→ WHAT IS REQUIRED:
Print the entries verbatim, leaving out the images they contain.

→ DATA FOR THIS EXERCISE:
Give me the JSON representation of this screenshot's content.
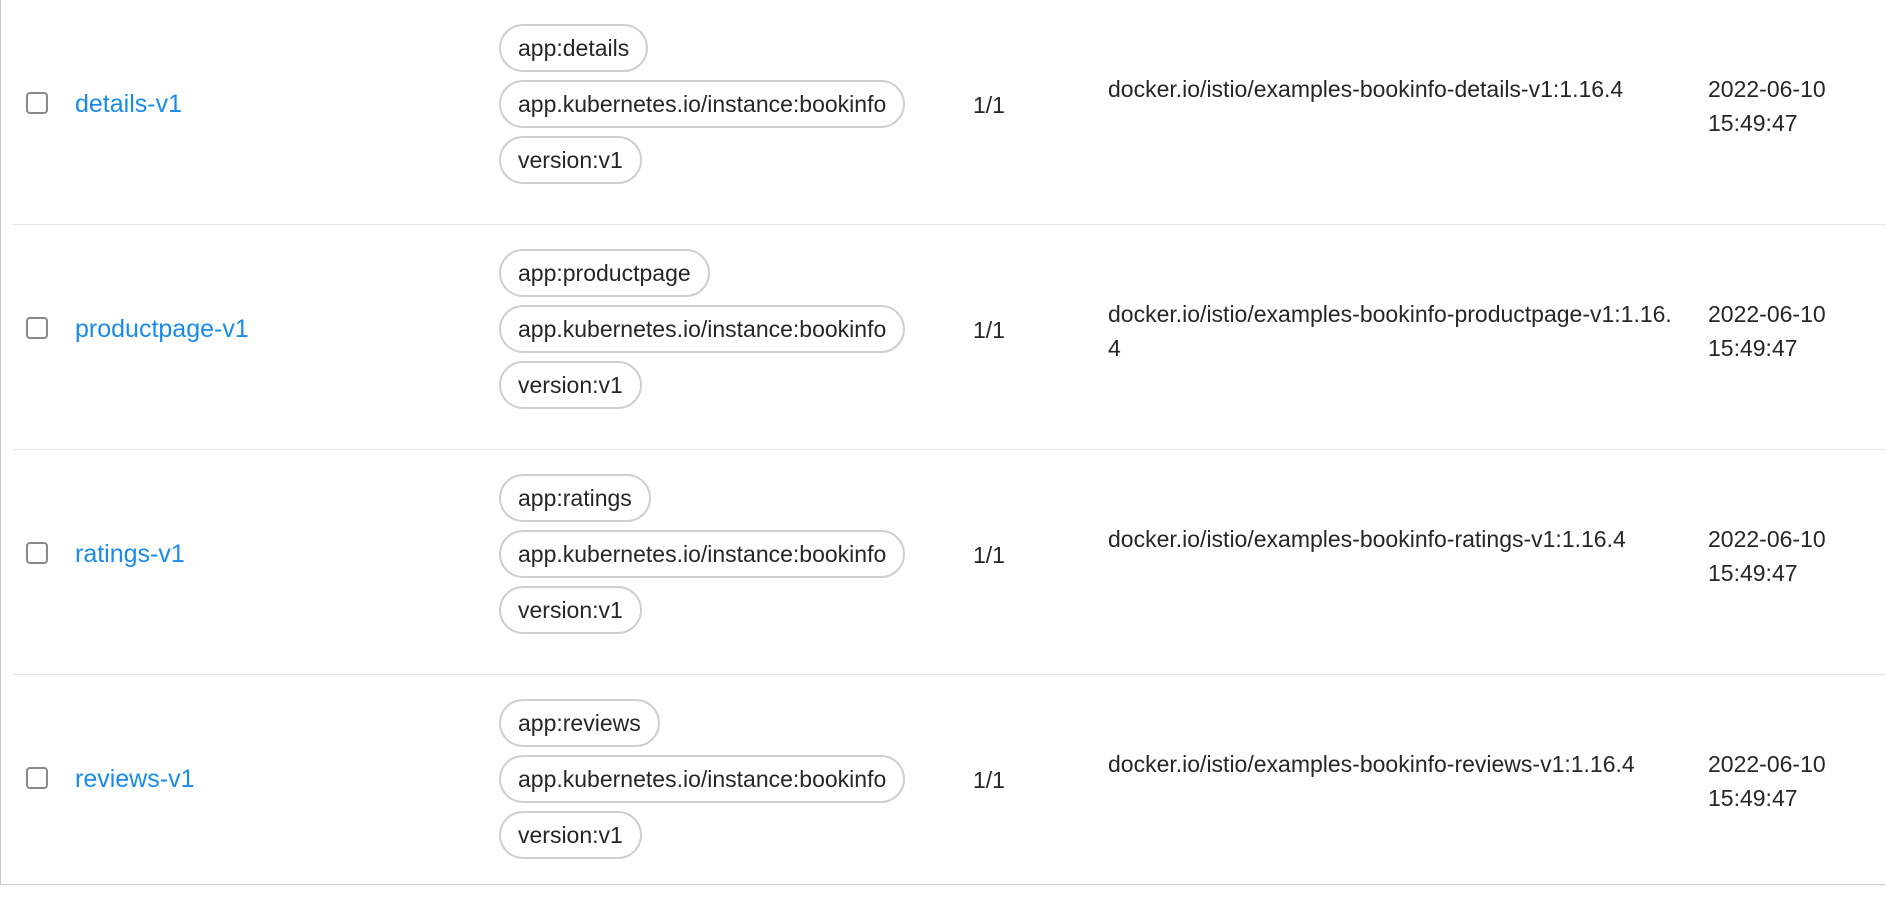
{
  "rows": [
    {
      "name": "details-v1",
      "labels": [
        "app:details",
        "app.kubernetes.io/instance:bookinfo",
        "version:v1"
      ],
      "replicas": "1/1",
      "image": "docker.io/istio/examples-bookinfo-details-v1:1.16.4",
      "created_date": "2022-06-10",
      "created_time": "15:49:47"
    },
    {
      "name": "productpage-v1",
      "labels": [
        "app:productpage",
        "app.kubernetes.io/instance:bookinfo",
        "version:v1"
      ],
      "replicas": "1/1",
      "image": "docker.io/istio/examples-bookinfo-productpage-v1:1.16.4",
      "created_date": "2022-06-10",
      "created_time": "15:49:47"
    },
    {
      "name": "ratings-v1",
      "labels": [
        "app:ratings",
        "app.kubernetes.io/instance:bookinfo",
        "version:v1"
      ],
      "replicas": "1/1",
      "image": "docker.io/istio/examples-bookinfo-ratings-v1:1.16.4",
      "created_date": "2022-06-10",
      "created_time": "15:49:47"
    },
    {
      "name": "reviews-v1",
      "labels": [
        "app:reviews",
        "app.kubernetes.io/instance:bookinfo",
        "version:v1"
      ],
      "replicas": "1/1",
      "image": "docker.io/istio/examples-bookinfo-reviews-v1:1.16.4",
      "created_date": "2022-06-10",
      "created_time": "15:49:47"
    }
  ],
  "colors": {
    "link": "#1a8bea",
    "text": "#262626",
    "tag_border": "#cfcfcf",
    "row_divider": "#e6e6e6"
  }
}
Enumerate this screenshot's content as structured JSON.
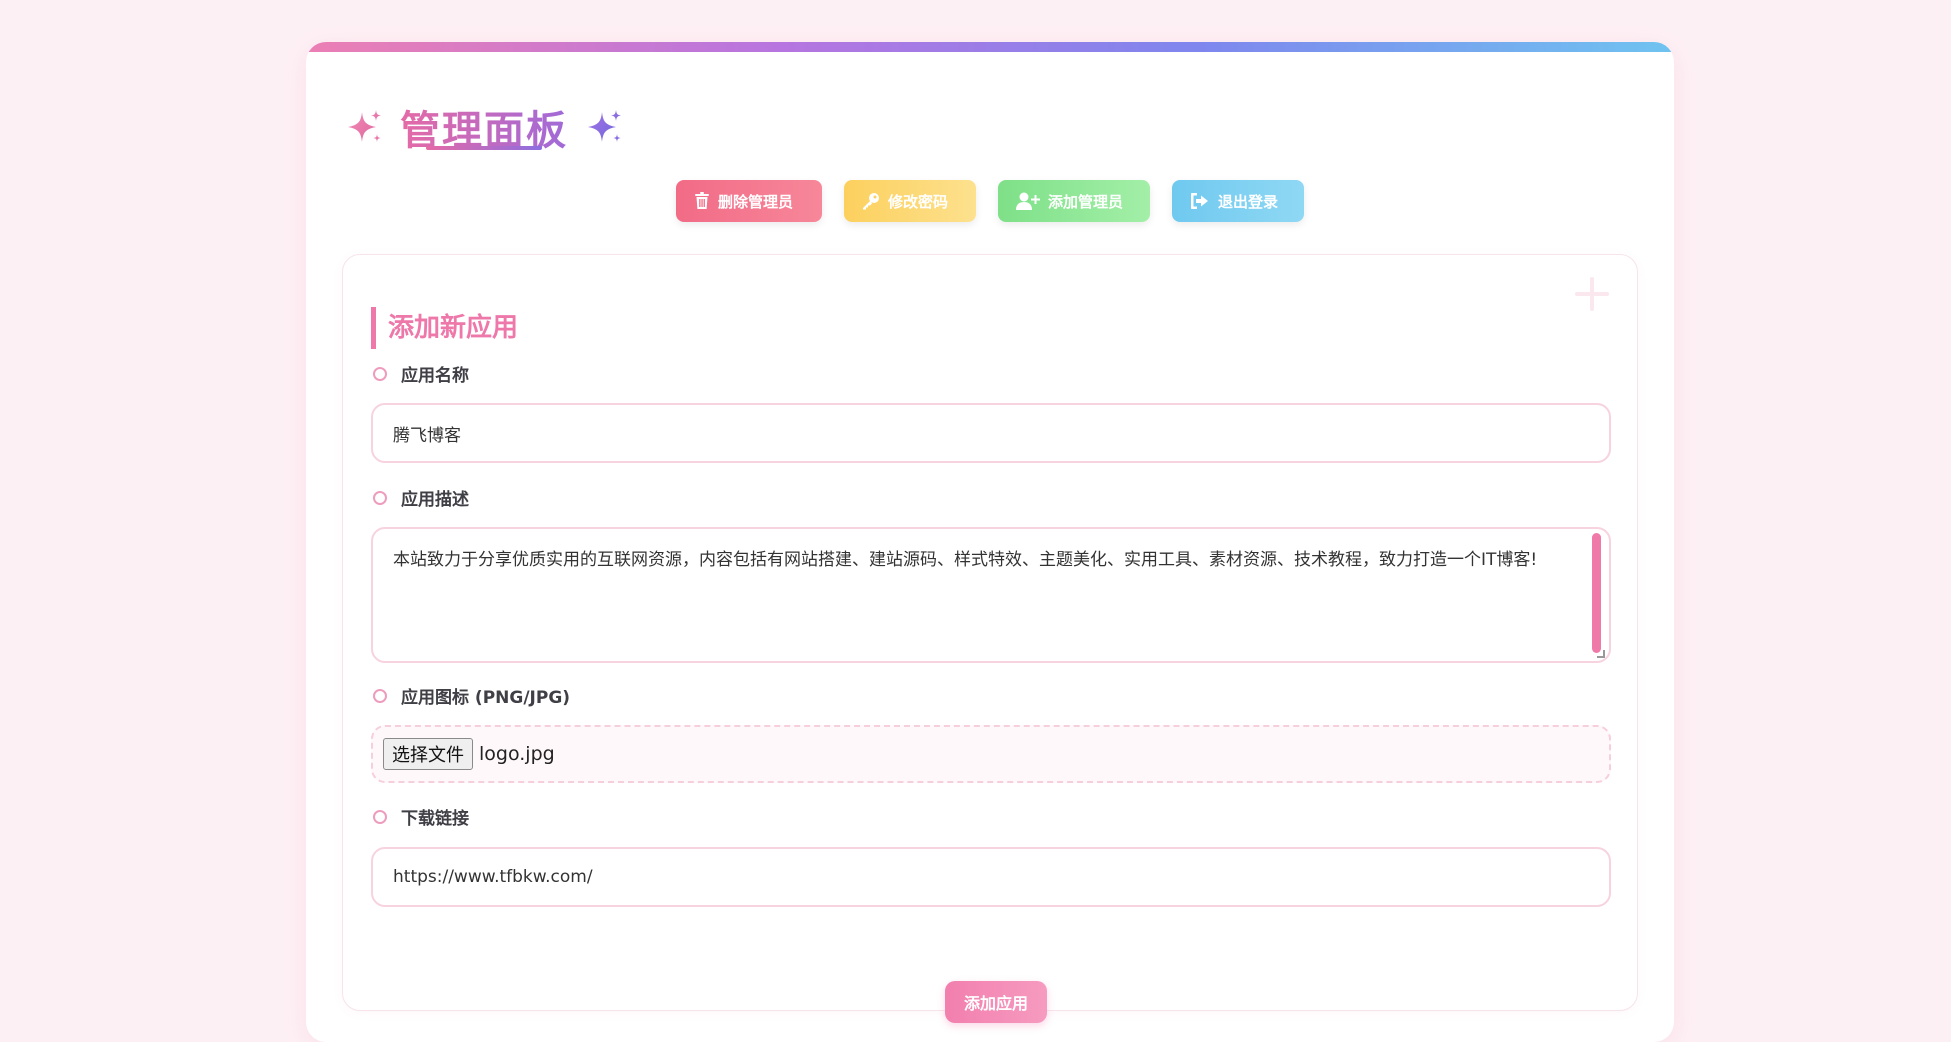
{
  "header": {
    "title": "管理面板"
  },
  "actions": {
    "delete_admin": "删除管理员",
    "change_password": "修改密码",
    "add_admin": "添加管理员",
    "logout": "退出登录"
  },
  "form": {
    "title": "添加新应用",
    "app_name": {
      "label": "应用名称",
      "value": "腾飞博客"
    },
    "app_description": {
      "label": "应用描述",
      "value": "本站致力于分享优质实用的互联网资源，内容包括有网站搭建、建站源码、样式特效、主题美化、实用工具、素材资源、技术教程，致力打造一个IT博客!"
    },
    "app_icon": {
      "label": "应用图标 (PNG/JPG)",
      "choose_label": "选择文件",
      "file_name": "logo.jpg"
    },
    "download_link": {
      "label": "下载链接",
      "value": "https://www.tfbkw.com/"
    },
    "submit_label": "添加应用"
  },
  "colors": {
    "accent_pink": "#ee78aa",
    "accent_purple": "#a06ad8",
    "delete": "#f26b86",
    "password": "#fcd05e",
    "add": "#7ee088",
    "logout": "#6fc9ef"
  },
  "icons": {
    "title_left": "sparkle-icon",
    "title_right": "sparkle-icon",
    "delete": "trash-icon",
    "password": "key-icon",
    "add_admin": "user-plus-icon",
    "logout": "sign-out-icon"
  }
}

→ EXERCISE SOLUTION:
Give me the JSON representation of this screenshot's content.
{
  "rows": [
    {
      "name": "details-v1",
      "labels": [
        "app:details",
        "app.kubernetes.io/instance:bookinfo",
        "version:v1"
      ],
      "replicas": "1/1",
      "image": "docker.io/istio/examples-bookinfo-details-v1:1.16.4",
      "created_date": "2022-06-10",
      "created_time": "15:49:47"
    },
    {
      "name": "productpage-v1",
      "labels": [
        "app:productpage",
        "app.kubernetes.io/instance:bookinfo",
        "version:v1"
      ],
      "replicas": "1/1",
      "image": "docker.io/istio/examples-bookinfo-productpage-v1:1.16.4",
      "created_date": "2022-06-10",
      "created_time": "15:49:47"
    },
    {
      "name": "ratings-v1",
      "labels": [
        "app:ratings",
        "app.kubernetes.io/instance:bookinfo",
        "version:v1"
      ],
      "replicas": "1/1",
      "image": "docker.io/istio/examples-bookinfo-ratings-v1:1.16.4",
      "created_date": "2022-06-10",
      "created_time": "15:49:47"
    },
    {
      "name": "reviews-v1",
      "labels": [
        "app:reviews",
        "app.kubernetes.io/instance:bookinfo",
        "version:v1"
      ],
      "replicas": "1/1",
      "image": "docker.io/istio/examples-bookinfo-reviews-v1:1.16.4",
      "created_date": "2022-06-10",
      "created_time": "15:49:47"
    }
  ],
  "colors": {
    "link": "#1a8bea",
    "text": "#262626",
    "tag_border": "#cfcfcf",
    "row_divider": "#e6e6e6"
  }
}
Enumerate this screenshot's content as structured JSON.
{
  "header": {
    "title": "管理面板"
  },
  "actions": {
    "delete_admin": "删除管理员",
    "change_password": "修改密码",
    "add_admin": "添加管理员",
    "logout": "退出登录"
  },
  "form": {
    "title": "添加新应用",
    "app_name": {
      "label": "应用名称",
      "value": "腾飞博客"
    },
    "app_description": {
      "label": "应用描述",
      "value": "本站致力于分享优质实用的互联网资源，内容包括有网站搭建、建站源码、样式特效、主题美化、实用工具、素材资源、技术教程，致力打造一个IT博客!"
    },
    "app_icon": {
      "label": "应用图标 (PNG/JPG)",
      "choose_label": "选择文件",
      "file_name": "logo.jpg"
    },
    "download_link": {
      "label": "下载链接",
      "value": "https://www.tfbkw.com/"
    },
    "submit_label": "添加应用"
  },
  "colors": {
    "accent_pink": "#ee78aa",
    "accent_purple": "#a06ad8",
    "delete": "#f26b86",
    "password": "#fcd05e",
    "add": "#7ee088",
    "logout": "#6fc9ef"
  },
  "icons": {
    "title_left": "sparkle-icon",
    "title_right": "sparkle-icon",
    "delete": "trash-icon",
    "password": "key-icon",
    "add_admin": "user-plus-icon",
    "logout": "sign-out-icon"
  }
}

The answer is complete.